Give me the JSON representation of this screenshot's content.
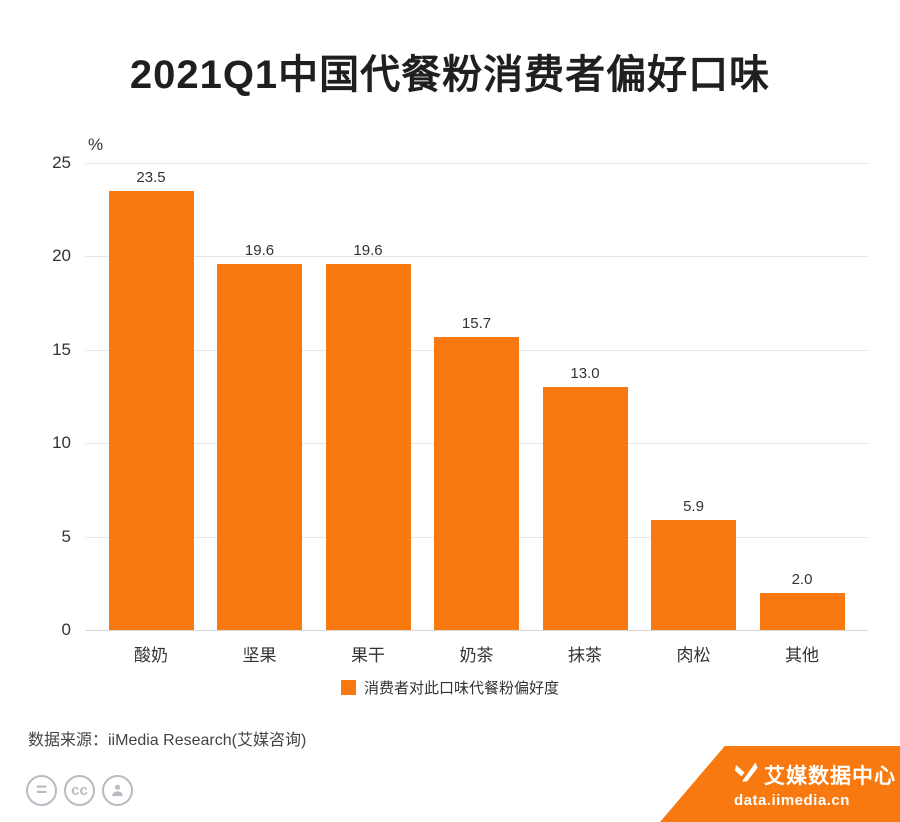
{
  "page": {
    "title": "2021Q1中国代餐粉消费者偏好口味"
  },
  "chart_data": {
    "type": "bar",
    "title": "2021Q1中国代餐粉消费者偏好口味",
    "categories": [
      "酸奶",
      "坚果",
      "果干",
      "奶茶",
      "抹茶",
      "肉松",
      "其他"
    ],
    "values": [
      23.5,
      19.6,
      19.6,
      15.7,
      13.0,
      5.9,
      2.0
    ],
    "value_labels": [
      "23.5",
      "19.6",
      "19.6",
      "15.7",
      "13.0",
      "5.9",
      "2.0"
    ],
    "xlabel": "",
    "ylabel": "%",
    "ylim": [
      0,
      25
    ],
    "yticks": [
      0,
      5,
      10,
      15,
      20,
      25
    ],
    "grid": true,
    "bar_color": "#F8790F",
    "legend_position": "bottom",
    "legend": [
      {
        "label": "消费者对此口味代餐粉偏好度",
        "color": "#F8790F"
      }
    ]
  },
  "source": {
    "text": "数据来源：iiMedia Research(艾媒咨询)"
  },
  "footer": {
    "badges": [
      {
        "name": "equals-icon",
        "glyph": "="
      },
      {
        "name": "cc-icon",
        "glyph": "cc"
      },
      {
        "name": "person-icon",
        "glyph": ""
      }
    ],
    "brand": "艾媒数据中心",
    "site": "data.iimedia.cn",
    "ribbon_color": "#F8790F"
  }
}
——————
Reproduce each line exactly as it appears, omitting the pictures.

* _Reply_:
Give me the JSON representation of this screenshot's content.
{
  "page": {
    "title": "2021Q1中国代餐粉消费者偏好口味"
  },
  "chart_data": {
    "type": "bar",
    "title": "2021Q1中国代餐粉消费者偏好口味",
    "categories": [
      "酸奶",
      "坚果",
      "果干",
      "奶茶",
      "抹茶",
      "肉松",
      "其他"
    ],
    "values": [
      23.5,
      19.6,
      19.6,
      15.7,
      13.0,
      5.9,
      2.0
    ],
    "value_labels": [
      "23.5",
      "19.6",
      "19.6",
      "15.7",
      "13.0",
      "5.9",
      "2.0"
    ],
    "xlabel": "",
    "ylabel": "%",
    "ylim": [
      0,
      25
    ],
    "yticks": [
      0,
      5,
      10,
      15,
      20,
      25
    ],
    "grid": true,
    "bar_color": "#F8790F",
    "legend_position": "bottom",
    "legend": [
      {
        "label": "消费者对此口味代餐粉偏好度",
        "color": "#F8790F"
      }
    ]
  },
  "source": {
    "text": "数据来源：iiMedia Research(艾媒咨询)"
  },
  "footer": {
    "badges": [
      {
        "name": "equals-icon",
        "glyph": "="
      },
      {
        "name": "cc-icon",
        "glyph": "cc"
      },
      {
        "name": "person-icon",
        "glyph": ""
      }
    ],
    "brand": "艾媒数据中心",
    "site": "data.iimedia.cn",
    "ribbon_color": "#F8790F"
  }
}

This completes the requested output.